What the exercise asks:
Give back the records below exactly, every one, with no pictures.

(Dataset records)
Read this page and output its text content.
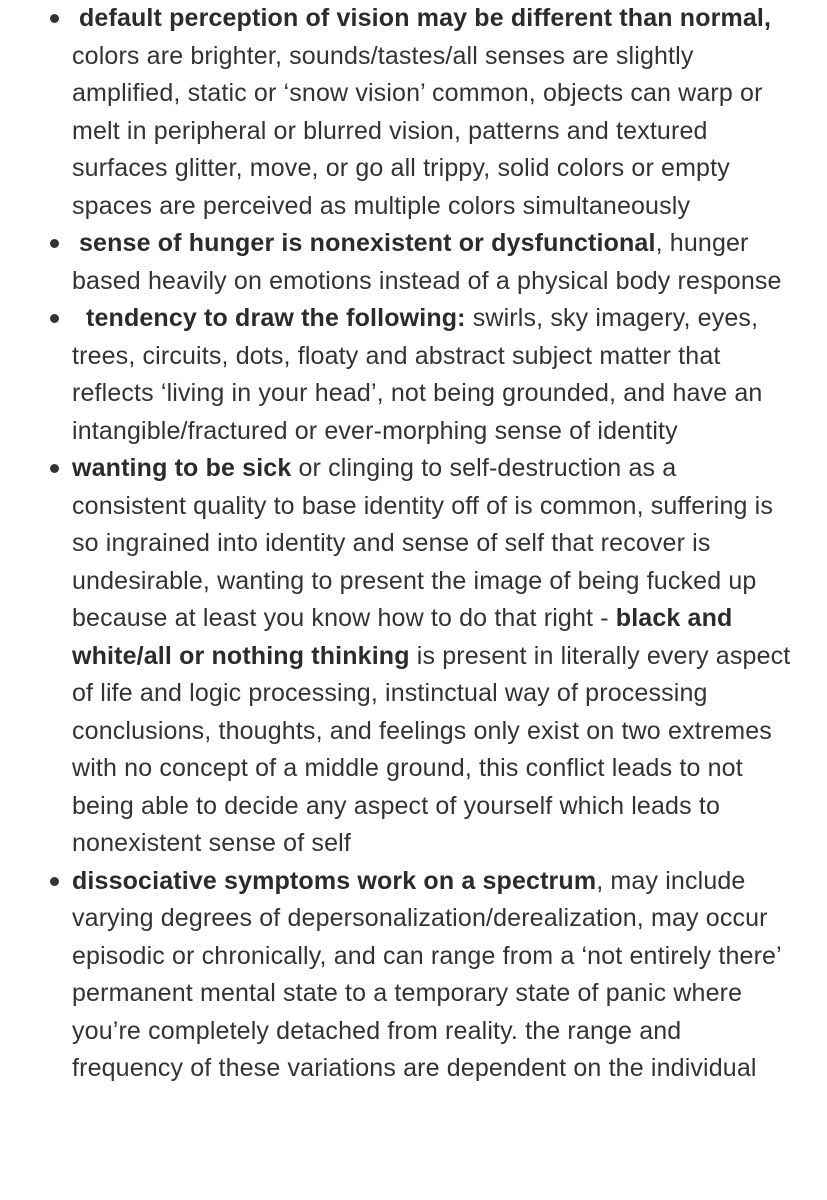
default perception of vision may be different than normal, colors are brighter, sounds/tastes/all senses are slightly amplified, static or ‘snow vision’ common, objects can warp or melt in peripheral or blurred vision, patterns and textured surfaces glitter, move, or go all trippy, solid colors or empty spaces are perceived as multiple colors simultaneously
sense of hunger is nonexistent or dysfunctional, hunger based heavily on emotions instead of a physical body response
tendency to draw the following: swirls, sky imagery, eyes, trees, circuits, dots, floaty and abstract subject matter that reflects ‘living in your head’, not being grounded, and have an intangible/fractured or ever-morphing sense of identity
wanting to be sick or clinging to self-destruction as a consistent quality to base identity off of is common, suffering is so ingrained into identity and sense of self that recover is undesirable, wanting to present the image of being fucked up because at least you know how to do that right - black and white/all or nothing thinking is present in literally every aspect of life and logic processing, instinctual way of processing conclusions, thoughts, and feelings only exist on two extremes with no concept of a middle ground, this conflict leads to not being able to decide any aspect of yourself which leads to nonexistent sense of self
dissociative symptoms work on a spectrum, may include varying degrees of depersonalization/derealization, may occur episodic or chronically, and can range from a ‘not entirely there’ permanent mental state to a temporary state of panic where you’re completely detached from reality. the range and frequency of these variations are dependent on the individual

Worked solution:
Read this page and output its text content.
default perception of vision may be different than normal, colors are brighter, sounds/tastes/all senses are slightly amplified, static or ‘snow vision’ common, objects can warp or melt in peripheral or blurred vision, patterns and textured surfaces glitter, move, or go all trippy, solid colors or empty spaces are perceived as multiple colors simultaneously
sense of hunger is nonexistent or dysfunctional, hunger based heavily on emotions instead of a physical body response
tendency to draw the following: swirls, sky imagery, eyes, trees, circuits, dots, floaty and abstract subject matter that reflects ‘living in your head’, not being grounded, and have an intangible/fractured or ever-morphing sense of identity
wanting to be sick or clinging to self-destruction as a consistent quality to base identity off of is common, suffering is so ingrained into identity and sense of self that recover is undesirable, wanting to present the image of being fucked up because at least you know how to do that right - black and white/all or nothing thinking is present in literally every aspect of life and logic processing, instinctual way of processing conclusions, thoughts, and feelings only exist on two extremes with no concept of a middle ground, this conflict leads to not being able to decide any aspect of yourself which leads to nonexistent sense of self
dissociative symptoms work on a spectrum, may include varying degrees of depersonalization/derealization, may occur episodic or chronically, and can range from a ‘not entirely there’ permanent mental state to a temporary state of panic where you’re completely detached from reality. the range and frequency of these variations are dependent on the individual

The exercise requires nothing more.